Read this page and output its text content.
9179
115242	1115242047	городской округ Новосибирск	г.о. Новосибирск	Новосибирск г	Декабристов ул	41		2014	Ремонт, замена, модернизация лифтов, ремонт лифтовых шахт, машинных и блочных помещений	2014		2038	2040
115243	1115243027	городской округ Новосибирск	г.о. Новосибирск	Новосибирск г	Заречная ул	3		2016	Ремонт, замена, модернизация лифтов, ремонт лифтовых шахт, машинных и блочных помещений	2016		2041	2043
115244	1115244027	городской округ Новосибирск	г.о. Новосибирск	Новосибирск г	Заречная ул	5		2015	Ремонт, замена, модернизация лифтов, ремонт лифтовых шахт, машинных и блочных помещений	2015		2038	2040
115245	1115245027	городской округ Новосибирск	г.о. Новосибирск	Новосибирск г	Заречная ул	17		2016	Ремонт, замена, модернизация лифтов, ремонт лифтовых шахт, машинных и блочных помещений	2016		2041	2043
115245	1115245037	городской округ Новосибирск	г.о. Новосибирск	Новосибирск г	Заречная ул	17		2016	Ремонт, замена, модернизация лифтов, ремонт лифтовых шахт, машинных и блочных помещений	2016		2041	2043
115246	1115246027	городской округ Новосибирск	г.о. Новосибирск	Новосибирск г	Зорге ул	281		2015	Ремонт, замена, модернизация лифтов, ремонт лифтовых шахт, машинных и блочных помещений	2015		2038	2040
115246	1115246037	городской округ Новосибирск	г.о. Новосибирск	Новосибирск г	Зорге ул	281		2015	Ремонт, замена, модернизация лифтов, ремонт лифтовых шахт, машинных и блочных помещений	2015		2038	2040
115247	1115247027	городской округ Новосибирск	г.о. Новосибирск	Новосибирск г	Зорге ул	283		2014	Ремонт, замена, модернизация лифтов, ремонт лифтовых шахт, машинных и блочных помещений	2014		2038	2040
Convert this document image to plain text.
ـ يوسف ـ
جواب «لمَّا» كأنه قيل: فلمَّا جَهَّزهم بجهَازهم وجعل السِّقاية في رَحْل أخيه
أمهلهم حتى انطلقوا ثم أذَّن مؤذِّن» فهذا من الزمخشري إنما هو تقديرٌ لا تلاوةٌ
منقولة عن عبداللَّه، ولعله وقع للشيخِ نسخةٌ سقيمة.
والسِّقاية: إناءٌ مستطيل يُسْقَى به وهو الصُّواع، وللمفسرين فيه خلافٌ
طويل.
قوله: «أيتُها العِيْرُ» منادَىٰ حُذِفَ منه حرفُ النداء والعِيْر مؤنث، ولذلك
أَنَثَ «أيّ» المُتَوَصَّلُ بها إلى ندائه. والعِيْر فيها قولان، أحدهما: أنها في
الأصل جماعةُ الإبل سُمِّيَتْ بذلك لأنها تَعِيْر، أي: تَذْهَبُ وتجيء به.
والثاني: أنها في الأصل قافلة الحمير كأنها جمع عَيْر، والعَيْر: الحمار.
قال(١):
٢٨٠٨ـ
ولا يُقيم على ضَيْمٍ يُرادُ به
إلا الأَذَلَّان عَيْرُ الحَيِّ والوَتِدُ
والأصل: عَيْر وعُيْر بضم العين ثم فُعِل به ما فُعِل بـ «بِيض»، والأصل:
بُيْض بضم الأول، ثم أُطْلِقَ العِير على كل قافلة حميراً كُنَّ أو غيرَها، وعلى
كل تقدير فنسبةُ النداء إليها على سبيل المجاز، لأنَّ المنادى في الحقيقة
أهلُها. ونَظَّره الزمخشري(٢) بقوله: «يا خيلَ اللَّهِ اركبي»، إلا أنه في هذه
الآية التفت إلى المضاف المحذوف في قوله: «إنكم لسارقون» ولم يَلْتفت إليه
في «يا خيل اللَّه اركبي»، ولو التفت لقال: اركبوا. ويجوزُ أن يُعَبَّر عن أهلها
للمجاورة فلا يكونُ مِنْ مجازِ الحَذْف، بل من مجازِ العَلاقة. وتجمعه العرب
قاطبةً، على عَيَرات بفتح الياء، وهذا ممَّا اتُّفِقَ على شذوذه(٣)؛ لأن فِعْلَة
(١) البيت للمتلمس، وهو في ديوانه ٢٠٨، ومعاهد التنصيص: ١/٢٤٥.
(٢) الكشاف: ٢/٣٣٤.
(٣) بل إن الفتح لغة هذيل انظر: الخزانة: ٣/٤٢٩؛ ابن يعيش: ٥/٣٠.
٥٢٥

Problem requirements: Exactly reproduce the lines that run from the line with "Convert this document image to plain text." through the last line of the records, inclusive.

Response:
Convert this document image to plain text.
ـ يوسف ـ
جواب «لمَّا» كأنه قيل: فلمَّا جَهَّزهم بجهَازهم وجعل السِّقاية في رَحْل أخيه
أمهلهم حتى انطلقوا ثم أذَّن مؤذِّن» فهذا من الزمخشري إنما هو تقديرٌ لا تلاوةٌ
منقولة عن عبداللَّه، ولعله وقع للشيخِ نسخةٌ سقيمة.
والسِّقاية: إناءٌ مستطيل يُسْقَى به وهو الصُّواع، وللمفسرين فيه خلافٌ
طويل.
قوله: «أيتُها العِيْرُ» منادَىٰ حُذِفَ منه حرفُ النداء والعِيْر مؤنث، ولذلك
أَنَثَ «أيّ» المُتَوَصَّلُ بها إلى ندائه. والعِيْر فيها قولان، أحدهما: أنها في
الأصل جماعةُ الإبل سُمِّيَتْ بذلك لأنها تَعِيْر، أي: تَذْهَبُ وتجيء به.
والثاني: أنها في الأصل قافلة الحمير كأنها جمع عَيْر، والعَيْر: الحمار.
قال(١):
٢٨٠٨ـ
ولا يُقيم على ضَيْمٍ يُرادُ به
إلا الأَذَلَّان عَيْرُ الحَيِّ والوَتِدُ
والأصل: عَيْر وعُيْر بضم العين ثم فُعِل به ما فُعِل بـ «بِيض»، والأصل:
بُيْض بضم الأول، ثم أُطْلِقَ العِير على كل قافلة حميراً كُنَّ أو غيرَها، وعلى
كل تقدير فنسبةُ النداء إليها على سبيل المجاز، لأنَّ المنادى في الحقيقة
أهلُها. ونَظَّره الزمخشري(٢) بقوله: «يا خيلَ اللَّهِ اركبي»، إلا أنه في هذه
الآية التفت إلى المضاف المحذوف في قوله: «إنكم لسارقون» ولم يَلْتفت إليه
في «يا خيل اللَّه اركبي»، ولو التفت لقال: اركبوا. ويجوزُ أن يُعَبَّر عن أهلها
للمجاورة فلا يكونُ مِنْ مجازِ الحَذْف، بل من مجازِ العَلاقة. وتجمعه العرب
قاطبةً، على عَيَرات بفتح الياء، وهذا ممَّا اتُّفِقَ على شذوذه(٣)؛ لأن فِعْلَة
(١) البيت للمتلمس، وهو في ديوانه ٢٠٨، ومعاهد التنصيص: ١/٢٤٥.
(٢) الكشاف: ٢/٣٣٤.
(٣) بل إن الفتح لغة هذيل انظر: الخزانة: ٣/٤٢٩؛ ابن يعيش: ٥/٣٠.
٥٢٥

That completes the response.